> [WHAT TO PRODUCE]:
In the material below, identify each line bearing the word "исследовании". Reproduce those lines.

* begin SUPPLIED MATERIAL *

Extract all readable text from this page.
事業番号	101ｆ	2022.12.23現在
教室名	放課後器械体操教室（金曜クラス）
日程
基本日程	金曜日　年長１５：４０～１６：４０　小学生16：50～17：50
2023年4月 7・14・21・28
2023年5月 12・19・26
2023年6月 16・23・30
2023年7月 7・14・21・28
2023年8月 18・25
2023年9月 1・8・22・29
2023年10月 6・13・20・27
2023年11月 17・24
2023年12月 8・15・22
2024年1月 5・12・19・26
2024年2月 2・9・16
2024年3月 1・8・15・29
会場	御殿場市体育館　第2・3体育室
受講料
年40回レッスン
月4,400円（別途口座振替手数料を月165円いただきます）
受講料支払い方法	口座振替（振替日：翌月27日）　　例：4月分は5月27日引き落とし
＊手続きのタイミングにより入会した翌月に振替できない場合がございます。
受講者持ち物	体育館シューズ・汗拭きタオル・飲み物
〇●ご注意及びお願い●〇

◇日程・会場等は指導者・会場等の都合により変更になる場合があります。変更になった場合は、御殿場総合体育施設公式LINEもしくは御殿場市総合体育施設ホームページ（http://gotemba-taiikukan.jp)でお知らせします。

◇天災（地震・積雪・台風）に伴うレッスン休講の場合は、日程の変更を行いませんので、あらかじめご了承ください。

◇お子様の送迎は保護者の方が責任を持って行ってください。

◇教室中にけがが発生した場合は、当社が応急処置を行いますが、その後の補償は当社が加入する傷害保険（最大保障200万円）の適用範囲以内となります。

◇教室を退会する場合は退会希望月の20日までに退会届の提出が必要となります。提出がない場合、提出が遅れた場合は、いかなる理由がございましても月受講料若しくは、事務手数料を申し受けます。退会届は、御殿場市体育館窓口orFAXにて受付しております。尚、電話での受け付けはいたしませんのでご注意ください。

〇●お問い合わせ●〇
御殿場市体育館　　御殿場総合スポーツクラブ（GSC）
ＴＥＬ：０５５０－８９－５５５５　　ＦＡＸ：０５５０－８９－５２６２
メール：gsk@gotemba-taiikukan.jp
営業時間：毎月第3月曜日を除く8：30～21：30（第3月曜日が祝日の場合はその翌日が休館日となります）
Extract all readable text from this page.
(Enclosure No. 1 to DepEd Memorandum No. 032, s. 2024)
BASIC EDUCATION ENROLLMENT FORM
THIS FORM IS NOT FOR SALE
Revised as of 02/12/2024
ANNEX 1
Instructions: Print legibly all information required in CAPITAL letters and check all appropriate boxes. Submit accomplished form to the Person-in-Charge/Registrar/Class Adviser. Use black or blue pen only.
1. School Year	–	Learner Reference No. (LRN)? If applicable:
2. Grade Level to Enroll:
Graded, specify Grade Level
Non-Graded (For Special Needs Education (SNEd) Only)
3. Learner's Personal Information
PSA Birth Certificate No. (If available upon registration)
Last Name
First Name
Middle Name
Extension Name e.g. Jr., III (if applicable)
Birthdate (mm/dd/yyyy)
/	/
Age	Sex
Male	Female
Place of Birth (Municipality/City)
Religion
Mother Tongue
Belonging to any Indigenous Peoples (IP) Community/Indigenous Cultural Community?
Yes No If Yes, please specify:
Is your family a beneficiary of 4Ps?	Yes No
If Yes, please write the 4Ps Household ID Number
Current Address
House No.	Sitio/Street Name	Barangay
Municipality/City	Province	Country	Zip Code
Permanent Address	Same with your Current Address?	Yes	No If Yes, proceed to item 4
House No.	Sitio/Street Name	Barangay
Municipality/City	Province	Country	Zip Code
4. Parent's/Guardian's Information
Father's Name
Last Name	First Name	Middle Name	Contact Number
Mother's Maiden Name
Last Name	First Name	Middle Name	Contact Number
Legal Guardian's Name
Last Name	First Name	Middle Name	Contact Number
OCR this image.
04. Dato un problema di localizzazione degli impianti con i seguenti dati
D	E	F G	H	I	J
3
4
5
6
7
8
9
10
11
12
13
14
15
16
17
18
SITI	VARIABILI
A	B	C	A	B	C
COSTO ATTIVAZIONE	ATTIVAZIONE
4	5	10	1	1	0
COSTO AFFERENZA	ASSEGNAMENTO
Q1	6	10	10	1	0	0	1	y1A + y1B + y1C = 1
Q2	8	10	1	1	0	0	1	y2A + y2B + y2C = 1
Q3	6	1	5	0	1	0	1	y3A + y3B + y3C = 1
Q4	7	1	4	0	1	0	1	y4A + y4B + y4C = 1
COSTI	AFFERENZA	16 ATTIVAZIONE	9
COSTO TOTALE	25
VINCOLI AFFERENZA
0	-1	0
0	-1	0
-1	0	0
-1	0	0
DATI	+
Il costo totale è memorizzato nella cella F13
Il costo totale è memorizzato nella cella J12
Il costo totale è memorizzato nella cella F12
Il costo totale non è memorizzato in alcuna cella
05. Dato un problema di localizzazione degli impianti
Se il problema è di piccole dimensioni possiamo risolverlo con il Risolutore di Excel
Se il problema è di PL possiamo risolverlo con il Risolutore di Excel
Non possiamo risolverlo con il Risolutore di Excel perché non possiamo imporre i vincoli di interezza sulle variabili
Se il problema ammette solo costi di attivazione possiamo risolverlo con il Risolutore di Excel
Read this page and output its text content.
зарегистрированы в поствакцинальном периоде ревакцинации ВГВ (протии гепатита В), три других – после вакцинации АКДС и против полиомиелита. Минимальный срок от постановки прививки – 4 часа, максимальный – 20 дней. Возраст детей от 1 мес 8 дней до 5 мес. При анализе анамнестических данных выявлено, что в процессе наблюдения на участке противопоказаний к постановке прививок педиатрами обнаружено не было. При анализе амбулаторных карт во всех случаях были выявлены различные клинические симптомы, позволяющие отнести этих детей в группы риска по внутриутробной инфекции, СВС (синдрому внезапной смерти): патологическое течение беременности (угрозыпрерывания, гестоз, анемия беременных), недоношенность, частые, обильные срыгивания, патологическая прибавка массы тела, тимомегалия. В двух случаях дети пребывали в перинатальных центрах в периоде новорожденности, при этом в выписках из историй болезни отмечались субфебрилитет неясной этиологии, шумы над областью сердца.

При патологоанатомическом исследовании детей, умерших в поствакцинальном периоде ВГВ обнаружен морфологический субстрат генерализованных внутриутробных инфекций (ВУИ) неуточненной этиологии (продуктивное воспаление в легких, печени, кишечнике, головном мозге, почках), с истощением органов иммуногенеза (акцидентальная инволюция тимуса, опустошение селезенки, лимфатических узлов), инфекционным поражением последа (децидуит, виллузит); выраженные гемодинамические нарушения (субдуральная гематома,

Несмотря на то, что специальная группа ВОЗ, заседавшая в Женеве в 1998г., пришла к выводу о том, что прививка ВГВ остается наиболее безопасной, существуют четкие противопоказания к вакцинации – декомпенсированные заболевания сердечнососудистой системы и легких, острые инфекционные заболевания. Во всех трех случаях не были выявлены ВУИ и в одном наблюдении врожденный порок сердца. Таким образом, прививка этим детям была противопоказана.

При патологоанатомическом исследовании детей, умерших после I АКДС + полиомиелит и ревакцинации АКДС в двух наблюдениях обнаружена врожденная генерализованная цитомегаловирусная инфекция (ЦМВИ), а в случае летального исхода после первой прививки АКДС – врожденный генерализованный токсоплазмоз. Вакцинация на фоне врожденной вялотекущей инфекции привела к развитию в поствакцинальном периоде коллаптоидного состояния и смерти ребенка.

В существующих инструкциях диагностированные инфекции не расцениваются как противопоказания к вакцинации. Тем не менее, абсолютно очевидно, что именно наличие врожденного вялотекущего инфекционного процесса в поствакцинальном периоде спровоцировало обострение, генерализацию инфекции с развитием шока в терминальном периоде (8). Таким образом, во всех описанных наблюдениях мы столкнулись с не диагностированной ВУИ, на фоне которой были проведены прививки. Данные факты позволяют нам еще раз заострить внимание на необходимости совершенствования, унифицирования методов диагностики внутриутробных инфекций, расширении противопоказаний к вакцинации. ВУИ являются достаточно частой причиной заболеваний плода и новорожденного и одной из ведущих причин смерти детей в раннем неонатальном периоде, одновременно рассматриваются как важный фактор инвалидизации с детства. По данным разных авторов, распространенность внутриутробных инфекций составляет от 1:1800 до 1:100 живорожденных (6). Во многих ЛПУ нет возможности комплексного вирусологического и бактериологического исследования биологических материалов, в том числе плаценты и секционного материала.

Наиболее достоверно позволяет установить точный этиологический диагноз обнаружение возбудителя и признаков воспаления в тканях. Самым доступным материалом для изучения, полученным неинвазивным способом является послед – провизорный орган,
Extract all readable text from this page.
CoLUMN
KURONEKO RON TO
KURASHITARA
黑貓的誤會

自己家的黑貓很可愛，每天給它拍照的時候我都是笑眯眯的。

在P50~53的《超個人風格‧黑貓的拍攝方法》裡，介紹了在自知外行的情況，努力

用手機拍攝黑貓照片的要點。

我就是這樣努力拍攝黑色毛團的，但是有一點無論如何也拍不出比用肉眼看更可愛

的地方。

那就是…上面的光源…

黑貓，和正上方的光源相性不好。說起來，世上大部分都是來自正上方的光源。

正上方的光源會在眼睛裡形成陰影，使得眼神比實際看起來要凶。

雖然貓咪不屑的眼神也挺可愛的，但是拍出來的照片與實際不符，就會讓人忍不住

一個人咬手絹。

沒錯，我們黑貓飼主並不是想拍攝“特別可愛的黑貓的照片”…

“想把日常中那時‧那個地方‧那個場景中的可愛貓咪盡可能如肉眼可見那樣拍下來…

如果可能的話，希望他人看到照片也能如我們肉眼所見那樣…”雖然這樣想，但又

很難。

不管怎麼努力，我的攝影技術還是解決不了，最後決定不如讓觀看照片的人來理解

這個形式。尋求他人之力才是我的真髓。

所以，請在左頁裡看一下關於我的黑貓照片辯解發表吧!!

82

* end SUPPLIED MATERIAL *

> [SOLVED PROBLEM]:
При патологоанатомическом исследовании детей, умерших в поствакцинальном периоде ВГВ обнаружен морфологический субстрат генерализованных внутриутробных инфекций (ВУИ) неуточненной этиологии (продуктивное воспаление в легких, печени, кишечнике, головном мозге, почках), с истощением органов иммуногенеза (акцидентальная инволюция тимуса, опустошение селезенки, лимфатических узлов), инфекционным поражением последа (децидуит, виллузит); выраженные гемодинамические нарушения (субдуральная гематома,
При патологоанатомическом исследовании детей, умерших после I АКДС + полиомиелит и ревакцинации АКДС в двух наблюдениях обнаружена врожденная генерализованная цитомегаловирусная инфекция (ЦМВИ), а в случае летального исхода после первой прививки АКДС – врожденный генерализованный токсоплазмоз. Вакцинация на фоне врожденной вялотекущей инфекции привела к развитию в поствакцинальном периоде коллаптоидного состояния и смерти ребенка.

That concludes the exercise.